--- DATA TO USE ---
--- --- ---
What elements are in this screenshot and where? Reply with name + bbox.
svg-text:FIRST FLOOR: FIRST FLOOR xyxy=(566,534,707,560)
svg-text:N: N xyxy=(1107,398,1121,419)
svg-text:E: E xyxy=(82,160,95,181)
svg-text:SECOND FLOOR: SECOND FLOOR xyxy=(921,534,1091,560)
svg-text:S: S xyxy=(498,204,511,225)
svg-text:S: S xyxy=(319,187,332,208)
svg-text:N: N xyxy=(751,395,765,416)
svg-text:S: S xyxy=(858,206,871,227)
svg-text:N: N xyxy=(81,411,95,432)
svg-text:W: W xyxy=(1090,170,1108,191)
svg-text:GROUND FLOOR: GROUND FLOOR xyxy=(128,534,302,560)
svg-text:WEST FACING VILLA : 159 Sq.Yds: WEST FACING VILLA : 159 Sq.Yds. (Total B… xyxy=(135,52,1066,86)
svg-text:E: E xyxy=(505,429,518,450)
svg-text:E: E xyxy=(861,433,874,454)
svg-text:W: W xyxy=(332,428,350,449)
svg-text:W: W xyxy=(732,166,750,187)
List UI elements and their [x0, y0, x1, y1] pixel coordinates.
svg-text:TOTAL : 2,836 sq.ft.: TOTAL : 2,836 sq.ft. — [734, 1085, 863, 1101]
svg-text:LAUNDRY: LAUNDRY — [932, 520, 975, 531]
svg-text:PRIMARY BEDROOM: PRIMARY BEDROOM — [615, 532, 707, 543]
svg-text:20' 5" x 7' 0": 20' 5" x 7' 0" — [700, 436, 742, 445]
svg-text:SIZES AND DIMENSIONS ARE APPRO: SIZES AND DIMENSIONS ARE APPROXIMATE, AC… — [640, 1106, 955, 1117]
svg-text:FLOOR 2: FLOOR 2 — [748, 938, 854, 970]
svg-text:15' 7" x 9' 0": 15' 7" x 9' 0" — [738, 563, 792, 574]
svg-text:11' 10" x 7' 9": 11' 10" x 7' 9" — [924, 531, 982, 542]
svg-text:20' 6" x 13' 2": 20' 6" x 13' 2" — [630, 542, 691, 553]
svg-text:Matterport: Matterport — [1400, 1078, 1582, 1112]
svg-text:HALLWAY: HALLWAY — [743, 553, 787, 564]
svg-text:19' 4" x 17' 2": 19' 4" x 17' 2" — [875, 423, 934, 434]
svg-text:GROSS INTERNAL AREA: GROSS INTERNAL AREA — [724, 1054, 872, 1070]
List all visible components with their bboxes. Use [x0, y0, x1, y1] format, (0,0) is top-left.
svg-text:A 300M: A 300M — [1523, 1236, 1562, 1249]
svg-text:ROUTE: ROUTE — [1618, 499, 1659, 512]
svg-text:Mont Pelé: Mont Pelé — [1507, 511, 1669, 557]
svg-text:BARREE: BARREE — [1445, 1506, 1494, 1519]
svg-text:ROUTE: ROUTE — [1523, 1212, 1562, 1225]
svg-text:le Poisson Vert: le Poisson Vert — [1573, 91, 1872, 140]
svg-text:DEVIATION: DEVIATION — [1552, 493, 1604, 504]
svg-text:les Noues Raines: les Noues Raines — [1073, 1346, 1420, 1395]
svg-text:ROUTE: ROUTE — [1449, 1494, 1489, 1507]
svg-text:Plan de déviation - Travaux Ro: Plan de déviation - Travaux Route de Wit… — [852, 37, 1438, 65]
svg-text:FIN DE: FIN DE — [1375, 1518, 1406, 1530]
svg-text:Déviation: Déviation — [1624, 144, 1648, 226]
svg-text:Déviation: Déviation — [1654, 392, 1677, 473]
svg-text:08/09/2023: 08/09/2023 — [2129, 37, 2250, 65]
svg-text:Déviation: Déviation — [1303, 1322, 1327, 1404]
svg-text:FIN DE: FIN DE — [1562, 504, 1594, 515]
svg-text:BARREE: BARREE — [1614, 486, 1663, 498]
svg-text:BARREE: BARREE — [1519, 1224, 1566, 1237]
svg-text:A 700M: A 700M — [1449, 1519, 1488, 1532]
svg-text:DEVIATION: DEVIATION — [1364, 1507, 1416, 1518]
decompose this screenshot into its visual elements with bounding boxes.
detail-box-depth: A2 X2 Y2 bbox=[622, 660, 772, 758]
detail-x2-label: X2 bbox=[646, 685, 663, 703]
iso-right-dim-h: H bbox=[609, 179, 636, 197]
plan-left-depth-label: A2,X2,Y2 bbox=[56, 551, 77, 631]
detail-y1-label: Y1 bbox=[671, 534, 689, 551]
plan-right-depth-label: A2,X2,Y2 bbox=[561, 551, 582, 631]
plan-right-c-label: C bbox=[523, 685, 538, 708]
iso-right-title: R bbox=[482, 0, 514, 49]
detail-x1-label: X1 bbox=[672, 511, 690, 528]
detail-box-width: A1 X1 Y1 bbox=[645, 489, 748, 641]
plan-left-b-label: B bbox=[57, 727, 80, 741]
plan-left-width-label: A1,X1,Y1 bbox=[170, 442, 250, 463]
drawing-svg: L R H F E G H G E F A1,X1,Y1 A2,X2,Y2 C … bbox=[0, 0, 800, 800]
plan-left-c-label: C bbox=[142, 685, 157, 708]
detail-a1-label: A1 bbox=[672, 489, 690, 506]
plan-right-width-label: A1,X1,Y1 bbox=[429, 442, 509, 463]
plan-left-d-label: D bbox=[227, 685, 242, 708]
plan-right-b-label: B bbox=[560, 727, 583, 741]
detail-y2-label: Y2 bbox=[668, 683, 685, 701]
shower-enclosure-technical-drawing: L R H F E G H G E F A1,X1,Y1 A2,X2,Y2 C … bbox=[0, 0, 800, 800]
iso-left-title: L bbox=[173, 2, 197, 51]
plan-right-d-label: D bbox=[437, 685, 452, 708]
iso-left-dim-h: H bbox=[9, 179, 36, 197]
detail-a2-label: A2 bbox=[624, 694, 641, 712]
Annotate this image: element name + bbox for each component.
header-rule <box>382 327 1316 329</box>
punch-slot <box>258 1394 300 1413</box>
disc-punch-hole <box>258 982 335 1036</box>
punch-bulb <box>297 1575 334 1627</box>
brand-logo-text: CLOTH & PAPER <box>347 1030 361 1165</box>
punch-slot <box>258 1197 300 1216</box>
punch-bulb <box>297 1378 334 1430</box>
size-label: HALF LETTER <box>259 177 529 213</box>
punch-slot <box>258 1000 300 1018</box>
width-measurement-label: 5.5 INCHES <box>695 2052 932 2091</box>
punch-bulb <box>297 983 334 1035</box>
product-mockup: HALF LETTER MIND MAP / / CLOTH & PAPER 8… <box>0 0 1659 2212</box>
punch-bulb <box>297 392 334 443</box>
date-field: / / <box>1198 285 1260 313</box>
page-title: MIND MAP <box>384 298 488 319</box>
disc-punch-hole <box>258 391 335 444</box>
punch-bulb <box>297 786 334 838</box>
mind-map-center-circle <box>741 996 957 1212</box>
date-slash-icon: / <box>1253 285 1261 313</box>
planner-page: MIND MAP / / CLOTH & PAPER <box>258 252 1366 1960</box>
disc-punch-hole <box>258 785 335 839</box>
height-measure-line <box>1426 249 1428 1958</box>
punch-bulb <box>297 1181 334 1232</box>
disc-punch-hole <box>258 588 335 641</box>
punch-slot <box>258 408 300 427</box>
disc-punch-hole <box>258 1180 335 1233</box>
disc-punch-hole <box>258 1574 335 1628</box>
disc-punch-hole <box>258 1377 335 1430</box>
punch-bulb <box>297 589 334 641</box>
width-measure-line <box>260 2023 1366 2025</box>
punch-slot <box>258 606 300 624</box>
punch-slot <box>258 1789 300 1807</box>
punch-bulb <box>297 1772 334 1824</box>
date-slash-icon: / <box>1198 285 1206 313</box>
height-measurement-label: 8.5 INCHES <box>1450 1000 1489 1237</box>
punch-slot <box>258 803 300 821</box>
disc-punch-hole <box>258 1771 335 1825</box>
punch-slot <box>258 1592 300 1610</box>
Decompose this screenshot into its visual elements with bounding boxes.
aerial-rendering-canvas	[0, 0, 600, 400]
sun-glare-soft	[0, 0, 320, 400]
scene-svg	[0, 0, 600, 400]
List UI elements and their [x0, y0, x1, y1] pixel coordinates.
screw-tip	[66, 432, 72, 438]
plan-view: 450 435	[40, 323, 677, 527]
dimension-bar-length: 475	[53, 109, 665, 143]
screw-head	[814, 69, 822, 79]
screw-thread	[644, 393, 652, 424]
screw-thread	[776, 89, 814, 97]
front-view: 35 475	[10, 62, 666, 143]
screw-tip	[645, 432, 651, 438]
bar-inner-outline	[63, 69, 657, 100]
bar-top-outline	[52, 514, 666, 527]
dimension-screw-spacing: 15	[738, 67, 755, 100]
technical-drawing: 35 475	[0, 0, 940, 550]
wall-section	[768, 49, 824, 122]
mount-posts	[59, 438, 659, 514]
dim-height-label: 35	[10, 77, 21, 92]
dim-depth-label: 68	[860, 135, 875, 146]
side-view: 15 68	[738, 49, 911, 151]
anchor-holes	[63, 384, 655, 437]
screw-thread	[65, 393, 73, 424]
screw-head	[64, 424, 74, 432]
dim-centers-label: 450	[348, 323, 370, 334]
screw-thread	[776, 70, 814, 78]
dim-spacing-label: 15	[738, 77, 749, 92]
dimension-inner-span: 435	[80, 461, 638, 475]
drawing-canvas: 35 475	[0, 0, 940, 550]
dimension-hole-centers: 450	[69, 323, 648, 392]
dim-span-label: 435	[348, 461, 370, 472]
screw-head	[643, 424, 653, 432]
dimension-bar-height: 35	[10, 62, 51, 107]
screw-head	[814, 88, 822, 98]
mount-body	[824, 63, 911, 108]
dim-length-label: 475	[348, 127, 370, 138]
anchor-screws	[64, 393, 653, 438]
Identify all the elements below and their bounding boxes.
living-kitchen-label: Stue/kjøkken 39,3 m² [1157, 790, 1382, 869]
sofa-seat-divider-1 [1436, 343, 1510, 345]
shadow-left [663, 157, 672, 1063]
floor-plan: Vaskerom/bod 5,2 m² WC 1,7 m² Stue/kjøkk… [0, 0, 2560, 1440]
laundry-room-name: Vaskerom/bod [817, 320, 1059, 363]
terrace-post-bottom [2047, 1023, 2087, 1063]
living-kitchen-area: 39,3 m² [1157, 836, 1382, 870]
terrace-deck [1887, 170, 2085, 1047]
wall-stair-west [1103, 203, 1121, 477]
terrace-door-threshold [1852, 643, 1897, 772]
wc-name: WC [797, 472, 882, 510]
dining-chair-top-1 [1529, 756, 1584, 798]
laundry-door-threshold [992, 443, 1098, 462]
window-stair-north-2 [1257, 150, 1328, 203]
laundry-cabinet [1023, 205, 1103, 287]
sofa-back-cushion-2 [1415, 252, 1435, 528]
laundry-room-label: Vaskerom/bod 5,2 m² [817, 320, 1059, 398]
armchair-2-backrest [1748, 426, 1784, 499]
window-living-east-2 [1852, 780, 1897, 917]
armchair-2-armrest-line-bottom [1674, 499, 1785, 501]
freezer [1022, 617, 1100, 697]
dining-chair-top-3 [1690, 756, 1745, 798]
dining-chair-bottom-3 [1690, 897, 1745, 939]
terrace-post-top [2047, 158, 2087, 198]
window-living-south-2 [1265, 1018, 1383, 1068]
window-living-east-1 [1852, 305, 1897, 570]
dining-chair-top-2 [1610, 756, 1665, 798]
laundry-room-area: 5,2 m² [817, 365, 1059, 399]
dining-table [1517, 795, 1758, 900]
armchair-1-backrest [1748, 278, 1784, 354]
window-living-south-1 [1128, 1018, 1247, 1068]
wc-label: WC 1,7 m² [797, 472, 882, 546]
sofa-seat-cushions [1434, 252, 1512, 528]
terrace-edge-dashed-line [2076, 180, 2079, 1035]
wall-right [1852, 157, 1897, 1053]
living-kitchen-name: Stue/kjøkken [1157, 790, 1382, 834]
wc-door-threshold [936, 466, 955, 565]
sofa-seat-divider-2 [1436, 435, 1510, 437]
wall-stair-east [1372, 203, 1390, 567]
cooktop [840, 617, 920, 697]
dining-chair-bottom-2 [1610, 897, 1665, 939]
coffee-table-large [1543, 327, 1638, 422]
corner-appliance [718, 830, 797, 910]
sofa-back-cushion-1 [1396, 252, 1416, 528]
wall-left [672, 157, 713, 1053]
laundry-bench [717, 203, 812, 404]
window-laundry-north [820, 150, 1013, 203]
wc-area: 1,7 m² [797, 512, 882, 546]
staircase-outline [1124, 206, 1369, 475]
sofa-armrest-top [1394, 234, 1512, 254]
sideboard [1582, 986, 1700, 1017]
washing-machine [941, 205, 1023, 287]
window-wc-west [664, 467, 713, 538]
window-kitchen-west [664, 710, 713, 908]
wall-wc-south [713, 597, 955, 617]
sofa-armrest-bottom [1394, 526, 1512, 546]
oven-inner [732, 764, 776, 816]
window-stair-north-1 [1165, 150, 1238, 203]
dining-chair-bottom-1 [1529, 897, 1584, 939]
--- --- ---
--- AIM ---
Reproduce the listing word for word, starting at its first line and ending at the line that contains "svg-text:S: S xyxy=(498,204,511,225)", with both of those lines included.

--- RESPONSE TO THIS EXERCISE ---
What elements are in this screenshot and where? Reply with name + bbox.
svg-text:FIRST FLOOR: FIRST FLOOR xyxy=(566,534,707,560)
svg-text:N: N xyxy=(1107,398,1121,419)
svg-text:E: E xyxy=(82,160,95,181)
svg-text:SECOND FLOOR: SECOND FLOOR xyxy=(921,534,1091,560)
svg-text:S: S xyxy=(498,204,511,225)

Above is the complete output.